== EXTRACTED INFORMATION ==

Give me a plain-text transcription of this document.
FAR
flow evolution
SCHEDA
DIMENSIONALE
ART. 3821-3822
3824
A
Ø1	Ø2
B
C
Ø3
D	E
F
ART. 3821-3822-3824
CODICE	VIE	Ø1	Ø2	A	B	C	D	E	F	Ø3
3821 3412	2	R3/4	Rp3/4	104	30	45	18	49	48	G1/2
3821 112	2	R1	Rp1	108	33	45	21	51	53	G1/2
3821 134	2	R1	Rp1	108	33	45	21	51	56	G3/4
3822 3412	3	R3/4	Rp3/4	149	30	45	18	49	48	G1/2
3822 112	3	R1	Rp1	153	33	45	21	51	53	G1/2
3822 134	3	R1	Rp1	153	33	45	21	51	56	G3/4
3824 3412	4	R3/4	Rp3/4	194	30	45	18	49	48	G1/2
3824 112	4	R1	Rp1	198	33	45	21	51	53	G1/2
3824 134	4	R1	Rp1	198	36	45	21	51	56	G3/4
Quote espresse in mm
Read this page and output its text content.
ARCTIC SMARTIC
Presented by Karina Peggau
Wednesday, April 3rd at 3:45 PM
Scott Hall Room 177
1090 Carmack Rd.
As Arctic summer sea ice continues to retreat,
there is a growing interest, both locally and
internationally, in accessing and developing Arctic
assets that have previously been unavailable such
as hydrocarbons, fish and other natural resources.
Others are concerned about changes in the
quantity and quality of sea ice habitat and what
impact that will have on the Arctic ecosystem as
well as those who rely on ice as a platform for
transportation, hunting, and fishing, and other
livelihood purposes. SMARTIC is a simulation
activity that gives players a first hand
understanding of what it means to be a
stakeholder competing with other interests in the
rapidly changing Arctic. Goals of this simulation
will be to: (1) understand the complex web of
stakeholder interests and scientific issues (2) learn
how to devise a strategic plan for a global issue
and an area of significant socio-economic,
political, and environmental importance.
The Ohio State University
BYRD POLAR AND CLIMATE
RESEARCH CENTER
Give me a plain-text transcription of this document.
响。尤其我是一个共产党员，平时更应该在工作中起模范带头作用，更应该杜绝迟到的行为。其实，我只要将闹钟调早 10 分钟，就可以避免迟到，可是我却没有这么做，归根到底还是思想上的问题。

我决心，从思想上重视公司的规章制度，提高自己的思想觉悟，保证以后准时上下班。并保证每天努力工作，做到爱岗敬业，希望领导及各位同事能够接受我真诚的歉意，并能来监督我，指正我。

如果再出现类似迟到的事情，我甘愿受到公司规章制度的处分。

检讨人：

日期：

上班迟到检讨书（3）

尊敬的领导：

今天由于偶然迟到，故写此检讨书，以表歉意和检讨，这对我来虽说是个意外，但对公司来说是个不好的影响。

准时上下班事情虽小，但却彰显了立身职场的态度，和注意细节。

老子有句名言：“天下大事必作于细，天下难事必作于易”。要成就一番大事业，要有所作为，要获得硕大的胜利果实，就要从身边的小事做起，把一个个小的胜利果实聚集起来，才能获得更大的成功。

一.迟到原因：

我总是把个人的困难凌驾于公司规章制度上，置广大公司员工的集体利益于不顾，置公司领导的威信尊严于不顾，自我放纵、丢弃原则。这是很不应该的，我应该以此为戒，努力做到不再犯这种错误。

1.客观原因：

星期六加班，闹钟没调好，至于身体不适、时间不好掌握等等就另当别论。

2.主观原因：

===

→ EXERCISE REQUIREMENTS: Gather each line in the entries above where the string "this" is found.

→ TASK ANSWER:
Give me a plain-text transcription of this document.
Read this page and output its text content.
rapidly changing Arctic. Goals of this simulation
Give me a plain-text transcription of this document.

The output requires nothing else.